<<<<

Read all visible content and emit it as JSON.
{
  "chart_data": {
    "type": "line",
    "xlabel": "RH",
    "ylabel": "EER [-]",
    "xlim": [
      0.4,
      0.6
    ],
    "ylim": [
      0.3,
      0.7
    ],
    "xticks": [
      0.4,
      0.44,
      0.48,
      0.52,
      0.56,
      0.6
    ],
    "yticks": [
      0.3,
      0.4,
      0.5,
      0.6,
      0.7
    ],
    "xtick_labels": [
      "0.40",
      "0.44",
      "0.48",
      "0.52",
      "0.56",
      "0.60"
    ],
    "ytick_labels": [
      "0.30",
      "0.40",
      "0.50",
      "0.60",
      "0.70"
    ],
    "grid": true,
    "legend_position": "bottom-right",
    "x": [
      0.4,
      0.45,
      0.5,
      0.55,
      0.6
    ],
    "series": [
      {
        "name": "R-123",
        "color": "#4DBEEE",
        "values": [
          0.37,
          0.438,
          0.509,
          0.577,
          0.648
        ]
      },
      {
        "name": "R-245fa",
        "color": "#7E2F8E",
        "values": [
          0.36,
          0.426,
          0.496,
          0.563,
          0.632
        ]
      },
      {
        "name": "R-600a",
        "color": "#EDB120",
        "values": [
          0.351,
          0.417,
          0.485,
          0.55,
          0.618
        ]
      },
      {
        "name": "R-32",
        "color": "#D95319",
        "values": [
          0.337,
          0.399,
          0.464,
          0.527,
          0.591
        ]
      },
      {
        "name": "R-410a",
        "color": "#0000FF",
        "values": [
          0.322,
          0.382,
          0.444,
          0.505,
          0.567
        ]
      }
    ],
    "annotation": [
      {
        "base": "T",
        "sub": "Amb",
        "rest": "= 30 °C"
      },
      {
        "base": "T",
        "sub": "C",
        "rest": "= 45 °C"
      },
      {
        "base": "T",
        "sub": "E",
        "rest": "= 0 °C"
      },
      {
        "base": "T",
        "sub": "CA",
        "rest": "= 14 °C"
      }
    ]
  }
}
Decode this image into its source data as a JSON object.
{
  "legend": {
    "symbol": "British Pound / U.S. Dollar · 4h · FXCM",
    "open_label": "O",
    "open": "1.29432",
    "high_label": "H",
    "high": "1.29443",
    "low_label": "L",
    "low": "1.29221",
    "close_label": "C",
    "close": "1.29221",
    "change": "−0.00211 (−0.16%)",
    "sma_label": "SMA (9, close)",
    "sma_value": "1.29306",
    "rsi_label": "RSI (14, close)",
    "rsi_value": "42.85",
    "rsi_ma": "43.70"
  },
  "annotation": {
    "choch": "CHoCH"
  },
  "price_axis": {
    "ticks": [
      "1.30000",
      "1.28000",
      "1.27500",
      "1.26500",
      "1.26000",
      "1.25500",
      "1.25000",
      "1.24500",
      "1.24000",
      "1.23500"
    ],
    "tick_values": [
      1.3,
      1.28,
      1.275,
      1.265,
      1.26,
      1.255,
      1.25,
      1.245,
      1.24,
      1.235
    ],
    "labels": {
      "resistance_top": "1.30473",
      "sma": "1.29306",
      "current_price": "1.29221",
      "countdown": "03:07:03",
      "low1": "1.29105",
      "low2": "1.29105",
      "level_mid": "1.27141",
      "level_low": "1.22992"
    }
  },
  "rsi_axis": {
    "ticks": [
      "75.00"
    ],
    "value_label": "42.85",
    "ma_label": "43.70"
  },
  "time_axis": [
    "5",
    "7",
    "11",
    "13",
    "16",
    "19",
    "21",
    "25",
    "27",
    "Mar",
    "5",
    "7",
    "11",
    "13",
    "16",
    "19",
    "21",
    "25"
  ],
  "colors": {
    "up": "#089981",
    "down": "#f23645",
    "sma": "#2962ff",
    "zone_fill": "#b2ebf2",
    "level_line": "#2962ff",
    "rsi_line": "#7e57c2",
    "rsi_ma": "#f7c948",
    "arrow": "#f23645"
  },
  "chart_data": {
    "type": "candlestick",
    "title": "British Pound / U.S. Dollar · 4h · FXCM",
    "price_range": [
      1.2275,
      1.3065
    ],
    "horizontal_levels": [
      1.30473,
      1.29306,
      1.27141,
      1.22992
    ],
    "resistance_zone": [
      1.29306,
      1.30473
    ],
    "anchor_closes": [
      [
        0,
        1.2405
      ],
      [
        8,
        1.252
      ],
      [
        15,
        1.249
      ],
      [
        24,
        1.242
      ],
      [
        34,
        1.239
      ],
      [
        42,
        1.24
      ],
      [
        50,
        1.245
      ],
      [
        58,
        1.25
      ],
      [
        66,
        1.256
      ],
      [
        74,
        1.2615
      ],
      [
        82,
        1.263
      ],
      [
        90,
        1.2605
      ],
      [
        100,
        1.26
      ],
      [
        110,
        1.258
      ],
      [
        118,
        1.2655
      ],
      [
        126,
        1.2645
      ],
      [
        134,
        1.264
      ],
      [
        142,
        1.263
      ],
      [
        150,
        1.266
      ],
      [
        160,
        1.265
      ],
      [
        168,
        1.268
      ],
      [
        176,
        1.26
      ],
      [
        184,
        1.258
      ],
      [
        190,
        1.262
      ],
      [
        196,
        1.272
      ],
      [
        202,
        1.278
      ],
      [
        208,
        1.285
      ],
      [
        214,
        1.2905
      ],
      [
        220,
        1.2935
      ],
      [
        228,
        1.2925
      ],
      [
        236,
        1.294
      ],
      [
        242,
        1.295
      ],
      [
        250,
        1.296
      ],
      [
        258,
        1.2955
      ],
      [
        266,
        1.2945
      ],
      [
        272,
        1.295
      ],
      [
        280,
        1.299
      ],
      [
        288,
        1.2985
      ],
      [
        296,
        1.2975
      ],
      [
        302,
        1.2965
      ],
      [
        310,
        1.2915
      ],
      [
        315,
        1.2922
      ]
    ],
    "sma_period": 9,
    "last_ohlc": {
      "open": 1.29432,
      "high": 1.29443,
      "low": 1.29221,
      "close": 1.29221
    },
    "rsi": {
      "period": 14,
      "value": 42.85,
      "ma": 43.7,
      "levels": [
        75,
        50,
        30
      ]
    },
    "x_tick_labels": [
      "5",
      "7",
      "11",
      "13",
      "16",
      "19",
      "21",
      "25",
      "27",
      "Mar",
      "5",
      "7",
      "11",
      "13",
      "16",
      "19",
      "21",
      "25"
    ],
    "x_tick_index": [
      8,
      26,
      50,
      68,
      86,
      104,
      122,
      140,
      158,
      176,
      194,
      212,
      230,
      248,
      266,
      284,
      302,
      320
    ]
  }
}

>>>>

▶ _Exercise aim_: List every line in the records above that contains the word "name".

▶ _Output for this task_:
        "name": "R-123",
        "name": "R-245fa",
        "name": "R-600a",
        "name": "R-32",
        "name": "R-410a",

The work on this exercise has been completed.